:: STATED TASK ::
The records below must be retyped exactly.
--*--
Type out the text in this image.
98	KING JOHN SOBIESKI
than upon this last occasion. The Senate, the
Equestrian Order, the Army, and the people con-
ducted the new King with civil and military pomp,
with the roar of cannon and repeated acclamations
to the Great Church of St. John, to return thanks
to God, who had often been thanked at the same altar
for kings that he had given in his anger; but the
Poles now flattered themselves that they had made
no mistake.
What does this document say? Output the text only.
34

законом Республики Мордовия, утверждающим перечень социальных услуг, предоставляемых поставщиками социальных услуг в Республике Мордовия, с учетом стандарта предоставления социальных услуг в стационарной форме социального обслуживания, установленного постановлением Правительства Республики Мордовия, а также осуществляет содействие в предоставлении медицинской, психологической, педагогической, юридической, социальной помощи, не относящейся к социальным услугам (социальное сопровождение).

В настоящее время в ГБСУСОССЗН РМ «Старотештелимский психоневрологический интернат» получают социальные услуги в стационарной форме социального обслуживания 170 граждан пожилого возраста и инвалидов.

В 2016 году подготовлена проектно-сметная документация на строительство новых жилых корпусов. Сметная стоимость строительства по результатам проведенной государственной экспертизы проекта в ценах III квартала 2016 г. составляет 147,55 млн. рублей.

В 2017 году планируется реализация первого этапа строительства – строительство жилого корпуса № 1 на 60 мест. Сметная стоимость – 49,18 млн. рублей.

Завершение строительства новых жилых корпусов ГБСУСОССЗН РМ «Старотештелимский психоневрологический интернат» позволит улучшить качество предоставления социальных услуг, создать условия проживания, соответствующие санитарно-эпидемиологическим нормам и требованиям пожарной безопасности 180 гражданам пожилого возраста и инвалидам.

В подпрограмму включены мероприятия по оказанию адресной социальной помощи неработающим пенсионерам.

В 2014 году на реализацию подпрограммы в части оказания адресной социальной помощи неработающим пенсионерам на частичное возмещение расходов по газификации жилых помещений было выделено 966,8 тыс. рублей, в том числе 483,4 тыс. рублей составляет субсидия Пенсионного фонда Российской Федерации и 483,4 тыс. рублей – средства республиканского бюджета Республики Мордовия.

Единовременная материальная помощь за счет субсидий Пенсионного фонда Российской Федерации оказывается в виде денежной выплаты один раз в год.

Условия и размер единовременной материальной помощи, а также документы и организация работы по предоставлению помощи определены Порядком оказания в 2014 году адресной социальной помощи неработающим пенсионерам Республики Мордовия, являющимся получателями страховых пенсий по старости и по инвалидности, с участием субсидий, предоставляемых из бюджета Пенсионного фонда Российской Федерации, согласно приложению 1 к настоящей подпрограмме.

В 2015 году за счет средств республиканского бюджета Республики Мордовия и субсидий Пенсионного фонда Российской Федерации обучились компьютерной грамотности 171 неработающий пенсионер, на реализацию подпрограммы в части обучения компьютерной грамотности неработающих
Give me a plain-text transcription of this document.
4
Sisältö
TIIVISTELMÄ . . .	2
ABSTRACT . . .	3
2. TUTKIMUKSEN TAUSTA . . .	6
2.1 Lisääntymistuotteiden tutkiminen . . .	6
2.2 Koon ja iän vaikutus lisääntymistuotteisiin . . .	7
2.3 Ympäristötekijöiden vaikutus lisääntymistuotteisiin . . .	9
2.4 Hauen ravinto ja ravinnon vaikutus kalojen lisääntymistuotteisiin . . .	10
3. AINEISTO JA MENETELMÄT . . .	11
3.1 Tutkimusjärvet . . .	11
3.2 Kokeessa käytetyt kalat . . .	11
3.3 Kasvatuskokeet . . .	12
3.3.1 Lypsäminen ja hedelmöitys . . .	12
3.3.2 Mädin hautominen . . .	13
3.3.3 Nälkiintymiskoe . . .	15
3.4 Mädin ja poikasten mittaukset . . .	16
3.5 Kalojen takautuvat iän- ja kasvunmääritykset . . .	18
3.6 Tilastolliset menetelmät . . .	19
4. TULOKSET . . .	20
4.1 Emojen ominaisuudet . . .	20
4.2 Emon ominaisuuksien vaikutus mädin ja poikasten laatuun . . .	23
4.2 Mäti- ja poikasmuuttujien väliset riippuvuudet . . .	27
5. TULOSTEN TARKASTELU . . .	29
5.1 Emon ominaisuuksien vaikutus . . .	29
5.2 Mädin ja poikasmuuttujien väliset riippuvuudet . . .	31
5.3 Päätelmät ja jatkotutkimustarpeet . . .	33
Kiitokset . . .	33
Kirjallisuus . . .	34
--*--
:: SOLUTION BELOW ::
Type out the text in this image.
98	KING JOHN SOBIESKI
than upon this last occasion. The Senate, the
Equestrian Order, the Army, and the people con-
ducted the new King with civil and military pomp,
with the roar of cannon and repeated acclamations
to the Great Church of St. John, to return thanks
to God, who had often been thanked at the same altar
for kings that he had given in his anger; but the
Poles now flattered themselves that they had made
no mistake.
What does this document say? Output the text only.
34

законом Республики Мордовия, утверждающим перечень социальных услуг, предоставляемых поставщиками социальных услуг в Республике Мордовия, с учетом стандарта предоставления социальных услуг в стационарной форме социального обслуживания, установленного постановлением Правительства Республики Мордовия, а также осуществляет содействие в предоставлении медицинской, психологической, педагогической, юридической, социальной помощи, не относящейся к социальным услугам (социальное сопровождение).

В настоящее время в ГБСУСОССЗН РМ «Старотештелимский психоневрологический интернат» получают социальные услуги в стационарной форме социального обслуживания 170 граждан пожилого возраста и инвалидов.

В 2016 году подготовлена проектно-сметная документация на строительство новых жилых корпусов. Сметная стоимость строительства по результатам проведенной государственной экспертизы проекта в ценах III квартала 2016 г. составляет 147,55 млн. рублей.

В 2017 году планируется реализация первого этапа строительства – строительство жилого корпуса № 1 на 60 мест. Сметная стоимость – 49,18 млн. рублей.

Завершение строительства новых жилых корпусов ГБСУСОССЗН РМ «Старотештелимский психоневрологический интернат» позволит улучшить качество предоставления социальных услуг, создать условия проживания, соответствующие санитарно-эпидемиологическим нормам и требованиям пожарной безопасности 180 гражданам пожилого возраста и инвалидам.

В подпрограмму включены мероприятия по оказанию адресной социальной помощи неработающим пенсионерам.

В 2014 году на реализацию подпрограммы в части оказания адресной социальной помощи неработающим пенсионерам на частичное возмещение расходов по газификации жилых помещений было выделено 966,8 тыс. рублей, в том числе 483,4 тыс. рублей составляет субсидия Пенсионного фонда Российской Федерации и 483,4 тыс. рублей – средства республиканского бюджета Республики Мордовия.

Единовременная материальная помощь за счет субсидий Пенсионного фонда Российской Федерации оказывается в виде денежной выплаты один раз в год.

Условия и размер единовременной материальной помощи, а также документы и организация работы по предоставлению помощи определены Порядком оказания в 2014 году адресной социальной помощи неработающим пенсионерам Республики Мордовия, являющимся получателями страховых пенсий по старости и по инвалидности, с участием субсидий, предоставляемых из бюджета Пенсионного фонда Российской Федерации, согласно приложению 1 к настоящей подпрограмме.

В 2015 году за счет средств республиканского бюджета Республики Мордовия и субсидий Пенсионного фонда Российской Федерации обучились компьютерной грамотности 171 неработающий пенсионер, на реализацию подпрограммы в части обучения компьютерной грамотности неработающих
Give me a plain-text transcription of this document.
4
Sisältö
TIIVISTELMÄ . . .	2
ABSTRACT . . .	3
2. TUTKIMUKSEN TAUSTA . . .	6
2.1 Lisääntymistuotteiden tutkiminen . . .	6
2.2 Koon ja iän vaikutus lisääntymistuotteisiin . . .	7
2.3 Ympäristötekijöiden vaikutus lisääntymistuotteisiin . . .	9
2.4 Hauen ravinto ja ravinnon vaikutus kalojen lisääntymistuotteisiin . . .	10
3. AINEISTO JA MENETELMÄT . . .	11
3.1 Tutkimusjärvet . . .	11
3.2 Kokeessa käytetyt kalat . . .	11
3.3 Kasvatuskokeet . . .	12
3.3.1 Lypsäminen ja hedelmöitys . . .	12
3.3.2 Mädin hautominen . . .	13
3.3.3 Nälkiintymiskoe . . .	15
3.4 Mädin ja poikasten mittaukset . . .	16
3.5 Kalojen takautuvat iän- ja kasvunmääritykset . . .	18
3.6 Tilastolliset menetelmät . . .	19
4. TULOKSET . . .	20
4.1 Emojen ominaisuudet . . .	20
4.2 Emon ominaisuuksien vaikutus mädin ja poikasten laatuun . . .	23
4.2 Mäti- ja poikasmuuttujien väliset riippuvuudet . . .	27
5. TULOSTEN TARKASTELU . . .	29
5.1 Emon ominaisuuksien vaikutus . . .	29
5.2 Mädin ja poikasmuuttujien väliset riippuvuudet . . .	31
5.3 Päätelmät ja jatkotutkimustarpeet . . .	33
Kiitokset . . .	33
Kirjallisuus . . .	34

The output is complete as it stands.